AIM OF THE EXERCISE: Omit every picture while repeating the entries exactly.

Stored data:
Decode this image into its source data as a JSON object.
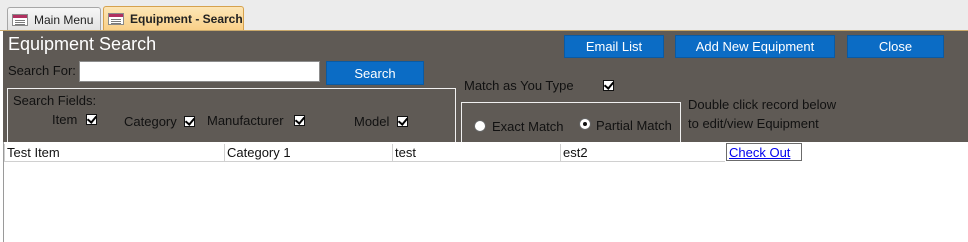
{
  "tabs": [
    {
      "label": "Main Menu",
      "active": false
    },
    {
      "label": "Equipment - Search",
      "active": true
    }
  ],
  "header": {
    "title": "Equipment Search",
    "buttons": {
      "email_list": "Email List",
      "add_new": "Add New Equipment",
      "close": "Close"
    },
    "search_for_label": "Search For:",
    "search_value": "",
    "search_button": "Search",
    "search_fields_label": "Search Fields:",
    "fields": [
      {
        "label": "Item",
        "checked": true
      },
      {
        "label": "Category",
        "checked": true
      },
      {
        "label": "Manufacturer",
        "checked": true
      },
      {
        "label": "Model",
        "checked": true
      }
    ],
    "match_as_you_type_label": "Match as You Type",
    "match_as_you_type": true,
    "match_mode": {
      "exact_label": "Exact Match",
      "partial_label": "Partial Match",
      "selected": "partial"
    },
    "instructions_line1": "Double click record below",
    "instructions_line2": "to edit/view Equipment"
  },
  "results": {
    "rows": [
      {
        "item": "Test Item",
        "category": "Category 1",
        "manufacturer": "test",
        "model": "est2",
        "action": "Check Out"
      }
    ]
  },
  "colors": {
    "header_bg": "#5f5a55",
    "button_bg": "#0b6cc5",
    "active_tab": "#f9cf86",
    "link": "#0000ee"
  }
}
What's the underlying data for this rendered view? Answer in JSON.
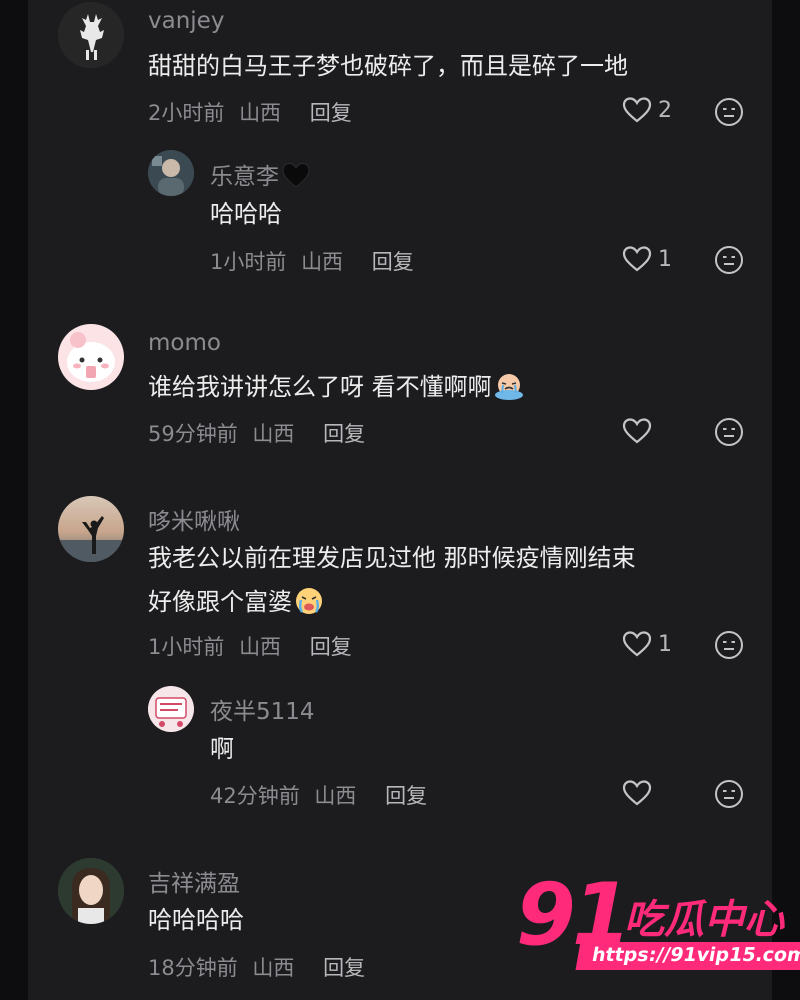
{
  "comments": [
    {
      "user": "vanjey",
      "text": "甜甜的白马王子梦也破碎了，而且是碎了一地",
      "time": "2小时前",
      "location": "山西",
      "reply_label": "回复",
      "likes": "2",
      "replies": [
        {
          "user": "乐意李",
          "text": "哈哈哈",
          "time": "1小时前",
          "location": "山西",
          "reply_label": "回复",
          "likes": "1"
        }
      ]
    },
    {
      "user": "momo",
      "text": "谁给我讲讲怎么了呀 看不懂啊啊",
      "time": "59分钟前",
      "location": "山西",
      "reply_label": "回复",
      "likes": ""
    },
    {
      "user": "哆米啾啾",
      "text_line1": "我老公以前在理发店见过他   那时候疫情刚结束",
      "text_line2": "好像跟个富婆",
      "time": "1小时前",
      "location": "山西",
      "reply_label": "回复",
      "likes": "1",
      "replies": [
        {
          "user": "夜半5114",
          "text": "啊",
          "time": "42分钟前",
          "location": "山西",
          "reply_label": "回复",
          "likes": ""
        }
      ]
    },
    {
      "user": "吉祥满盈",
      "text": "哈哈哈哈",
      "time": "18分钟前",
      "location": "山西",
      "reply_label": "回复"
    }
  ],
  "watermark": {
    "number": "91",
    "brand": "吃瓜中心",
    "url": "https://91vip15.com"
  },
  "colors": {
    "background": "#1c1c1f",
    "username": "#8b8b90",
    "text": "#ececec",
    "watermark": "#ff2a7a"
  },
  "icons": [
    "heart-outline-icon",
    "neutral-face-icon",
    "black-heart-emoji",
    "crying-emoji"
  ]
}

COMPLETE OUTPUT:
Decode this image into its source data as a JSON object.
{
  "tabs": [
    {
      "label": "Main Menu",
      "active": false
    },
    {
      "label": "Equipment - Search",
      "active": true
    }
  ],
  "header": {
    "title": "Equipment Search",
    "buttons": {
      "email_list": "Email List",
      "add_new": "Add New Equipment",
      "close": "Close"
    },
    "search_for_label": "Search For:",
    "search_value": "",
    "search_button": "Search",
    "search_fields_label": "Search Fields:",
    "fields": [
      {
        "label": "Item",
        "checked": true
      },
      {
        "label": "Category",
        "checked": true
      },
      {
        "label": "Manufacturer",
        "checked": true
      },
      {
        "label": "Model",
        "checked": true
      }
    ],
    "match_as_you_type_label": "Match as You Type",
    "match_as_you_type": true,
    "match_mode": {
      "exact_label": "Exact Match",
      "partial_label": "Partial Match",
      "selected": "partial"
    },
    "instructions_line1": "Double click record below",
    "instructions_line2": "to edit/view Equipment"
  },
  "results": {
    "rows": [
      {
        "item": "Test Item",
        "category": "Category 1",
        "manufacturer": "test",
        "model": "est2",
        "action": "Check Out"
      }
    ]
  },
  "colors": {
    "header_bg": "#5f5a55",
    "button_bg": "#0b6cc5",
    "active_tab": "#f9cf86",
    "link": "#0000ee"
  }
}
What's the underlying data for this rendered view? Answer in JSON.
{
  "comments": [
    {
      "user": "vanjey",
      "text": "甜甜的白马王子梦也破碎了，而且是碎了一地",
      "time": "2小时前",
      "location": "山西",
      "reply_label": "回复",
      "likes": "2",
      "replies": [
        {
          "user": "乐意李",
          "text": "哈哈哈",
          "time": "1小时前",
          "location": "山西",
          "reply_label": "回复",
          "likes": "1"
        }
      ]
    },
    {
      "user": "momo",
      "text": "谁给我讲讲怎么了呀 看不懂啊啊",
      "time": "59分钟前",
      "location": "山西",
      "reply_label": "回复",
      "likes": ""
    },
    {
      "user": "哆米啾啾",
      "text_line1": "我老公以前在理发店见过他   那时候疫情刚结束",
      "text_line2": "好像跟个富婆",
      "time": "1小时前",
      "location": "山西",
      "reply_label": "回复",
      "likes": "1",
      "replies": [
        {
          "user": "夜半5114",
          "text": "啊",
          "time": "42分钟前",
          "location": "山西",
          "reply_label": "回复",
          "likes": ""
        }
      ]
    },
    {
      "user": "吉祥满盈",
      "text": "哈哈哈哈",
      "time": "18分钟前",
      "location": "山西",
      "reply_label": "回复"
    }
  ],
  "watermark": {
    "number": "91",
    "brand": "吃瓜中心",
    "url": "https://91vip15.com"
  },
  "colors": {
    "background": "#1c1c1f",
    "username": "#8b8b90",
    "text": "#ececec",
    "watermark": "#ff2a7a"
  },
  "icons": [
    "heart-outline-icon",
    "neutral-face-icon",
    "black-heart-emoji",
    "crying-emoji"
  ]
}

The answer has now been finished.